What you have to do: For the copy, please give all of the data again exactly and leave the pictures out.

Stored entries

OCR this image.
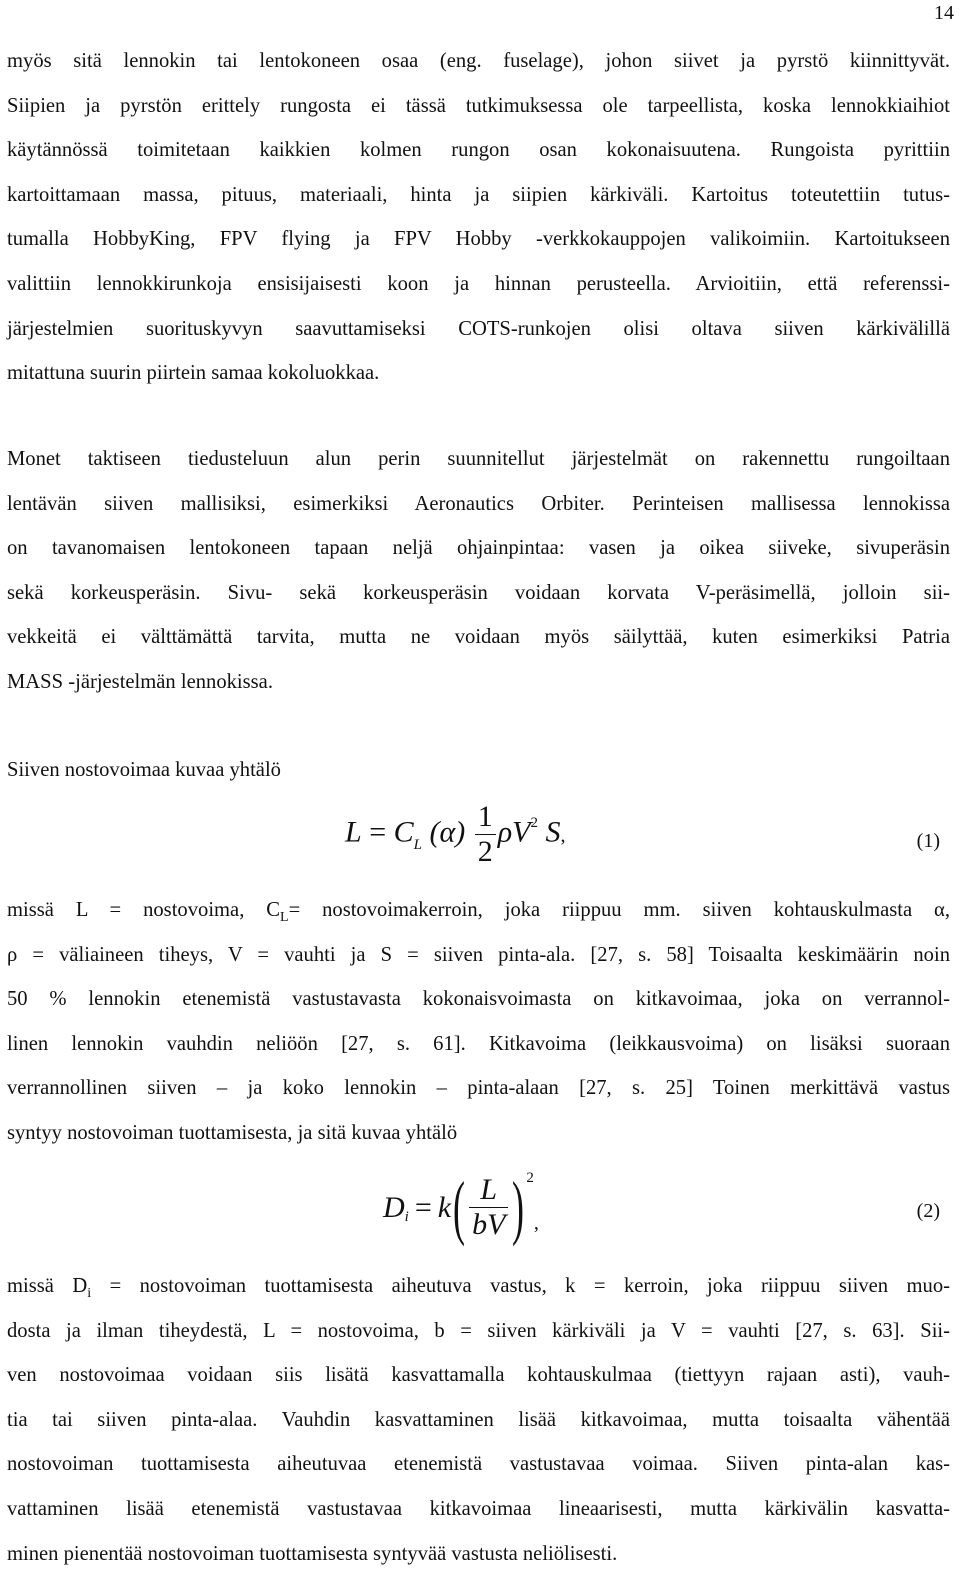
14
myös sitä lennokin tai lentokoneen osaa (eng. fuselage), johon siivet ja pyrstö kiinnittyvät.
Siipien ja pyrstön erittely rungosta ei tässä tutkimuksessa ole tarpeellista, koska lennokkiaihiot
käytännössä toimitetaan kaikkien kolmen rungon osan kokonaisuutena. Rungoista pyrittiin
kartoittamaan massa, pituus, materiaali, hinta ja siipien kärkiväli. Kartoitus toteutettiin tutus-
tumalla HobbyKing, FPV flying ja FPV Hobby -verkkokauppojen valikoimiin. Kartoitukseen
valittiin lennokkirunkoja ensisijaisesti koon ja hinnan perusteella. Arvioitiin, että referenssi-
järjestelmien suorituskyvyn saavuttamiseksi COTS-runkojen olisi oltava siiven kärkivälillä
mitattuna suurin piirtein samaa kokoluokkaa.
Monet taktiseen tiedusteluun alun perin suunnitellut järjestelmät on rakennettu rungoiltaan
lentävän siiven mallisiksi, esimerkiksi Aeronautics Orbiter. Perinteisen mallisessa lennokissa
on tavanomaisen lentokoneen tapaan neljä ohjainpintaa: vasen ja oikea siiveke, sivuperäsin
sekä korkeusperäsin. Sivu- sekä korkeusperäsin voidaan korvata V-peräsimellä, jolloin sii-
vekkeitä ei välttämättä tarvita, mutta ne voidaan myös säilyttää, kuten esimerkiksi Patria
MASS -järjestelmän lennokissa.
Siiven nostovoimaa kuvaa yhtälö
$L = C_L$ $(\alpha) \frac{1}{2} \rho V^2$ S,	(1)
missä L = nostovoima, $C_L=$ nostovoimakerroin, joka riippuu mm. siiven kohtauskulmasta α,
ρ = väliaineen tiheys, V = vauhti ja S = siiven pinta-ala. [27, s. 58] Toisaalta keskimäärin noin
50 % lennokin etenemistä vastustavasta kokonaisvoimasta on kitkavoimaa, joka on verrannol-
linen lennokin vauhdin neliöön [27, s. 61]. Kitkavoima (leikkausvoima) on lisäksi suoraan
verrannollinen siiven – ja koko lennokin – pinta-alaan [27, s. 25] Toinen merkittävä vastus
syntyy nostovoiman tuottamisesta, ja sitä kuvaa yhtälö
D i = k ( $\frac{L}{bV}$ ) 2
,
(2)
missä $D_i$ = nostovoiman tuottamisesta aiheutuva vastus, k = kerroin, joka riippuu siiven muo-
dosta ja ilman tiheydestä, L = nostovoima, b = siiven kärkiväli ja V = vauhti [27, s. 63]. Sii-
ven nostovoimaa voidaan siis lisätä kasvattamalla kohtauskulmaa (tiettyyn rajaan asti), vauh-
tia tai siiven pinta-alaa. Vauhdin kasvattaminen lisää kitkavoimaa, mutta toisaalta vähentää
nostovoiman tuottamisesta aiheutuvaa etenemistä vastustavaa voimaa. Siiven pinta-alan kas-
vattaminen lisää etenemistä vastustavaa kitkavoimaa lineaarisesti, mutta kärkivälin kasvatta-
minen pienentää nostovoiman tuottamisesta syntyvää vastusta neliölisesti.
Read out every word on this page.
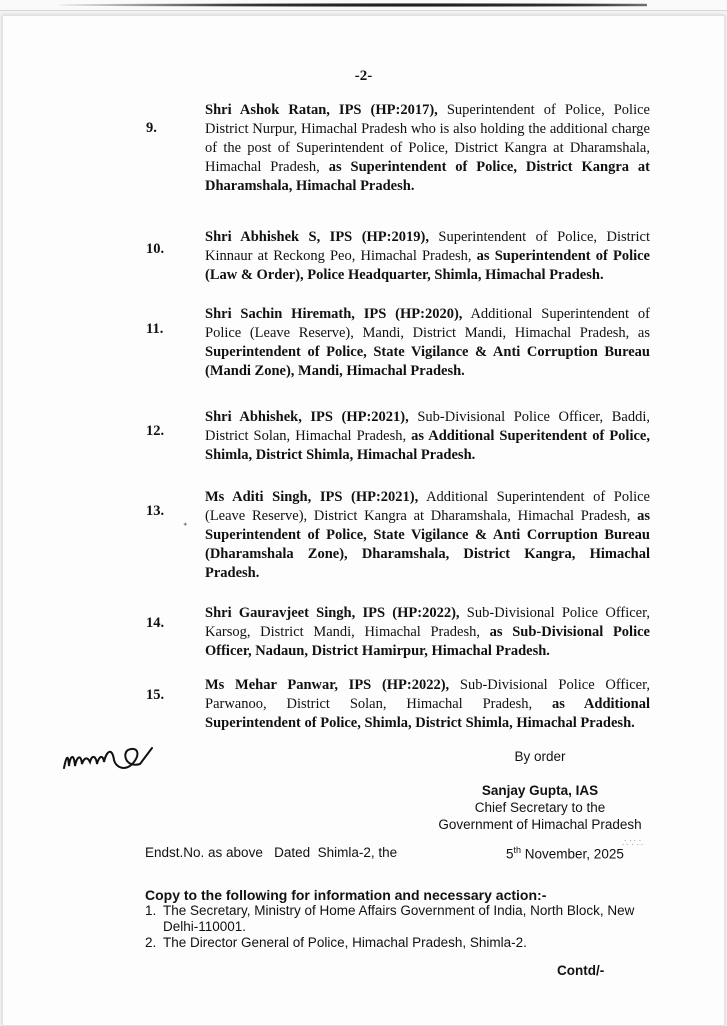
-2-
9.
Shri Ashok Ratan, IPS (HP:2017), Superintendent of Police, Police District Nurpur, Himachal Pradesh who is also holding the additional charge of the post of Superintendent of Police, District Kangra at Dharamshala, Himachal Pradesh, as Superintendent of Police, District Kangra at Dharamshala, Himachal Pradesh.
10.
Shri Abhishek S, IPS (HP:2019), Superintendent of Police, District Kinnaur at Reckong Peo, Himachal Pradesh, as Superintendent of Police (Law & Order), Police Headquarter, Shimla, Himachal Pradesh.
11.
Shri Sachin Hiremath, IPS (HP:2020), Additional Superintendent of Police (Leave Reserve), Mandi, District Mandi, Himachal Pradesh, as Superintendent of Police, State Vigilance & Anti Corruption Bureau (Mandi Zone), Mandi, Himachal Pradesh.
12.
Shri Abhishek, IPS (HP:2021), Sub-Divisional Police Officer, Baddi, District Solan, Himachal Pradesh, as Additional Superitendent of Police, Shimla, District Shimla, Himachal Pradesh.
13.
Ms Aditi Singh, IPS (HP:2021), Additional Superintendent of Police (Leave Reserve), District Kangra at Dharamshala, Himachal Pradesh, as Superintendent of Police, State Vigilance & Anti Corruption Bureau (Dharamshala Zone), Dharamshala, District Kangra, Himachal Pradesh.
14.
Shri Gauravjeet Singh, IPS (HP:2022), Sub-Divisional Police Officer, Karsog, District Mandi, Himachal Pradesh, as Sub-Divisional Police Officer, Nadaun, District Hamirpur, Himachal Pradesh.
15.
Ms Mehar Panwar, IPS (HP:2022), Sub-Divisional Police Officer, Parwanoo, District Solan, Himachal Pradesh, as Additional Superintendent of Police, Shimla, District Shimla, Himachal Pradesh.
ᐩ
By order
Sanjay Gupta, IAS
Chief Secretary to the
Government of Himachal Pradesh
Endst.No. as above   Dated  Shimla-2, the	5th November, 2025
∴∵∴
Copy to the following for information and necessary action:-
1. The Secretary, Ministry of Home Affairs Government of India, North Block, New Delhi-110001.
2. The Director General of Police, Himachal Pradesh, Shimla-2.
Contd/-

Result of the task:
OCR this image.
14
myös sitä lennokin tai lentokoneen osaa (eng. fuselage), johon siivet ja pyrstö kiinnittyvät.
Siipien ja pyrstön erittely rungosta ei tässä tutkimuksessa ole tarpeellista, koska lennokkiaihiot
käytännössä toimitetaan kaikkien kolmen rungon osan kokonaisuutena. Rungoista pyrittiin
kartoittamaan massa, pituus, materiaali, hinta ja siipien kärkiväli. Kartoitus toteutettiin tutus-
tumalla HobbyKing, FPV flying ja FPV Hobby -verkkokauppojen valikoimiin. Kartoitukseen
valittiin lennokkirunkoja ensisijaisesti koon ja hinnan perusteella. Arvioitiin, että referenssi-
järjestelmien suorituskyvyn saavuttamiseksi COTS-runkojen olisi oltava siiven kärkivälillä
mitattuna suurin piirtein samaa kokoluokkaa.
Monet taktiseen tiedusteluun alun perin suunnitellut järjestelmät on rakennettu rungoiltaan
lentävän siiven mallisiksi, esimerkiksi Aeronautics Orbiter. Perinteisen mallisessa lennokissa
on tavanomaisen lentokoneen tapaan neljä ohjainpintaa: vasen ja oikea siiveke, sivuperäsin
sekä korkeusperäsin. Sivu- sekä korkeusperäsin voidaan korvata V-peräsimellä, jolloin sii-
vekkeitä ei välttämättä tarvita, mutta ne voidaan myös säilyttää, kuten esimerkiksi Patria
MASS -järjestelmän lennokissa.
Siiven nostovoimaa kuvaa yhtälö
$L = C_L$ $(\alpha) \frac{1}{2} \rho V^2$ S,	(1)
missä L = nostovoima, $C_L=$ nostovoimakerroin, joka riippuu mm. siiven kohtauskulmasta α,
ρ = väliaineen tiheys, V = vauhti ja S = siiven pinta-ala. [27, s. 58] Toisaalta keskimäärin noin
50 % lennokin etenemistä vastustavasta kokonaisvoimasta on kitkavoimaa, joka on verrannol-
linen lennokin vauhdin neliöön [27, s. 61]. Kitkavoima (leikkausvoima) on lisäksi suoraan
verrannollinen siiven – ja koko lennokin – pinta-alaan [27, s. 25] Toinen merkittävä vastus
syntyy nostovoiman tuottamisesta, ja sitä kuvaa yhtälö
D i = k ( $\frac{L}{bV}$ ) 2
,
(2)
missä $D_i$ = nostovoiman tuottamisesta aiheutuva vastus, k = kerroin, joka riippuu siiven muo-
dosta ja ilman tiheydestä, L = nostovoima, b = siiven kärkiväli ja V = vauhti [27, s. 63]. Sii-
ven nostovoimaa voidaan siis lisätä kasvattamalla kohtauskulmaa (tiettyyn rajaan asti), vauh-
tia tai siiven pinta-alaa. Vauhdin kasvattaminen lisää kitkavoimaa, mutta toisaalta vähentää
nostovoiman tuottamisesta aiheutuvaa etenemistä vastustavaa voimaa. Siiven pinta-alan kas-
vattaminen lisää etenemistä vastustavaa kitkavoimaa lineaarisesti, mutta kärkivälin kasvatta-
minen pienentää nostovoiman tuottamisesta syntyvää vastusta neliölisesti.
Read out every word on this page.
-2-
9.
Shri Ashok Ratan, IPS (HP:2017), Superintendent of Police, Police District Nurpur, Himachal Pradesh who is also holding the additional charge of the post of Superintendent of Police, District Kangra at Dharamshala, Himachal Pradesh, as Superintendent of Police, District Kangra at Dharamshala, Himachal Pradesh.
10.
Shri Abhishek S, IPS (HP:2019), Superintendent of Police, District Kinnaur at Reckong Peo, Himachal Pradesh, as Superintendent of Police (Law & Order), Police Headquarter, Shimla, Himachal Pradesh.
11.
Shri Sachin Hiremath, IPS (HP:2020), Additional Superintendent of Police (Leave Reserve), Mandi, District Mandi, Himachal Pradesh, as Superintendent of Police, State Vigilance & Anti Corruption Bureau (Mandi Zone), Mandi, Himachal Pradesh.
12.
Shri Abhishek, IPS (HP:2021), Sub-Divisional Police Officer, Baddi, District Solan, Himachal Pradesh, as Additional Superitendent of Police, Shimla, District Shimla, Himachal Pradesh.
13.
Ms Aditi Singh, IPS (HP:2021), Additional Superintendent of Police (Leave Reserve), District Kangra at Dharamshala, Himachal Pradesh, as Superintendent of Police, State Vigilance & Anti Corruption Bureau (Dharamshala Zone), Dharamshala, District Kangra, Himachal Pradesh.
14.
Shri Gauravjeet Singh, IPS (HP:2022), Sub-Divisional Police Officer, Karsog, District Mandi, Himachal Pradesh, as Sub-Divisional Police Officer, Nadaun, District Hamirpur, Himachal Pradesh.
15.
Ms Mehar Panwar, IPS (HP:2022), Sub-Divisional Police Officer, Parwanoo, District Solan, Himachal Pradesh, as Additional Superintendent of Police, Shimla, District Shimla, Himachal Pradesh.
ᐩ
By order
Sanjay Gupta, IAS
Chief Secretary to the
Government of Himachal Pradesh
Endst.No. as above   Dated  Shimla-2, the	5th November, 2025
∴∵∴
Copy to the following for information and necessary action:-
1. The Secretary, Ministry of Home Affairs Government of India, North Block, New Delhi-110001.
2. The Director General of Police, Himachal Pradesh, Shimla-2.
Contd/-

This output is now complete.